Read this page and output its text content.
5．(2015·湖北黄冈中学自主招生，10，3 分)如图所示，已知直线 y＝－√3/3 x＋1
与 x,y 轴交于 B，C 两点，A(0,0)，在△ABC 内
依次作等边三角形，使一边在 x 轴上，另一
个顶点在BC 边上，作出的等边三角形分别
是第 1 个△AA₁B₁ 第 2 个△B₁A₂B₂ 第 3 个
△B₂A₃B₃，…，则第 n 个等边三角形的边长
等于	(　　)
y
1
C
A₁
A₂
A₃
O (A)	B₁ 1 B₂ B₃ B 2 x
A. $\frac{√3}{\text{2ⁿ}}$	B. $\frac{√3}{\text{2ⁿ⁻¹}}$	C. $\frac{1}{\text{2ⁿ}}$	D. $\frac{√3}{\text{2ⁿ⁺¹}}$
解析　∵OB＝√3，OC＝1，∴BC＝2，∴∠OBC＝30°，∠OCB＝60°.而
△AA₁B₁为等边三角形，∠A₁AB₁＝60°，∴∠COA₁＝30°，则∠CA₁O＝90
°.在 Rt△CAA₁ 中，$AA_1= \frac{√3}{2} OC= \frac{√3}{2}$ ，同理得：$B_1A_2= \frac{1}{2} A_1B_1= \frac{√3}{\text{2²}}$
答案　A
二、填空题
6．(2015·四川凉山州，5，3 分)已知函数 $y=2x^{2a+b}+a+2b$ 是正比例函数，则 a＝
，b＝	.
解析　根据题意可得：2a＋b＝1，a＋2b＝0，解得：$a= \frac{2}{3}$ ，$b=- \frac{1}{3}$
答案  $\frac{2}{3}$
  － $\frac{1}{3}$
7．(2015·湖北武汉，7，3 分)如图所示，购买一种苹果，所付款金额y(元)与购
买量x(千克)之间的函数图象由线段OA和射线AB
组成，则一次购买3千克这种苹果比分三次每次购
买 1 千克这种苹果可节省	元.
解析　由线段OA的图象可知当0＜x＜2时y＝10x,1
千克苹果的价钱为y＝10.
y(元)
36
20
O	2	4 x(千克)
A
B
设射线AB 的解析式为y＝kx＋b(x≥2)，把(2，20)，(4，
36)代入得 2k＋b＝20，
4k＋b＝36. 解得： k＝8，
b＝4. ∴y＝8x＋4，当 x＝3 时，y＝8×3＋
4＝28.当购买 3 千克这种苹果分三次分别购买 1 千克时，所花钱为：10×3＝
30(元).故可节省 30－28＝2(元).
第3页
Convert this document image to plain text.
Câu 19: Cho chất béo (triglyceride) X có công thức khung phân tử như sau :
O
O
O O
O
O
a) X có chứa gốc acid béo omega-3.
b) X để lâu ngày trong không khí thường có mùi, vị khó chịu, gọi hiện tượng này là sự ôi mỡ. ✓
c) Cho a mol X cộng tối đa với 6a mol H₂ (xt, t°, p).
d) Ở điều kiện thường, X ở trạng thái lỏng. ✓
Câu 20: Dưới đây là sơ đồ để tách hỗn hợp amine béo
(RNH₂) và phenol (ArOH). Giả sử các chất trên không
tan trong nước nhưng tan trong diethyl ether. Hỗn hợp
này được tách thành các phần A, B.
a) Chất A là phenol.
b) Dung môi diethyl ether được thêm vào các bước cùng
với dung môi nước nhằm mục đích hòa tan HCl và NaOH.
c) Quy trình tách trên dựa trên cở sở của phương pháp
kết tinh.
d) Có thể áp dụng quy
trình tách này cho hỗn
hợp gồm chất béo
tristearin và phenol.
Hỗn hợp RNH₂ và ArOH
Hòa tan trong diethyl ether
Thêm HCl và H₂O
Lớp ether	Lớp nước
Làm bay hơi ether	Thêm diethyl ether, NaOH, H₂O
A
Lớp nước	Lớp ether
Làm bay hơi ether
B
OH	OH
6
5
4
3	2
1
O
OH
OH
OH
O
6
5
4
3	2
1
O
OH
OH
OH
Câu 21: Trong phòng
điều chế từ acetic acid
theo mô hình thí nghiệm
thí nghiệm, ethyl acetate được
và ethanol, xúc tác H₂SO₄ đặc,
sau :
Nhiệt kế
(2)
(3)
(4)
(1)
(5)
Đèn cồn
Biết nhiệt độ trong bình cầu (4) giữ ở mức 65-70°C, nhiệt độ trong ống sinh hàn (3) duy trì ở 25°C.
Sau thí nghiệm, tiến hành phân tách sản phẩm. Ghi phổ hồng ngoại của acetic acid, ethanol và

- PROMPT:
Find the word "ether" in the entries, and copy every line it shows up in.

- EXPECTED ANSWER:
tan trong nước nhưng tan trong diethyl ether. Hỗn hợp
b) Dung môi diethyl ether được thêm vào các bước cùng
Hòa tan trong diethyl ether
Lớp ether	Lớp nước
Làm bay hơi ether	Thêm diethyl ether, NaOH, H₂O
Lớp nước	Lớp ether
Làm bay hơi ether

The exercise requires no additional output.